**Do this**: Write out the entire listing below exactly as it appears, minus any pictures.

─── Record extracts ───

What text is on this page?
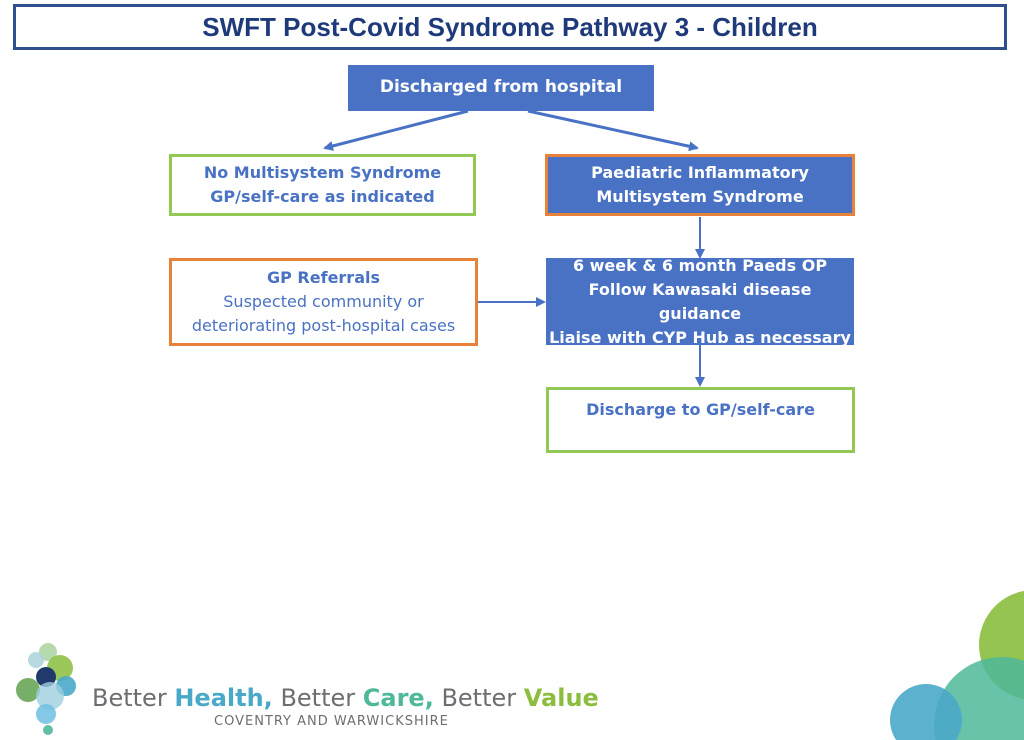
SWFT Post-Covid Syndrome Pathway 3 - Children
Discharged from hospital
No Multisystem Syndrome
GP/self-care as indicated
Paediatric Inflammatory
Multisystem Syndrome
GP Referrals
Suspected community or
deteriorating post-hospital cases
6 week & 6 month Paeds OP
Follow Kawasaki disease guidance
Liaise with CYP Hub as necessary
Discharge to GP/self-care
Better Health, Better Care, Better Value
COVENTRY AND WARWICKSHIRE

───

**Result**:
What text is on this page?
SWFT Post-Covid Syndrome Pathway 3 - Children
Discharged from hospital
No Multisystem Syndrome
GP/self-care as indicated
Paediatric Inflammatory
Multisystem Syndrome
GP Referrals
Suspected community or
deteriorating post-hospital cases
6 week & 6 month Paeds OP
Follow Kawasaki disease guidance
Liaise with CYP Hub as necessary
Discharge to GP/self-care
Better Health, Better Care, Better Value
COVENTRY AND WARWICKSHIRE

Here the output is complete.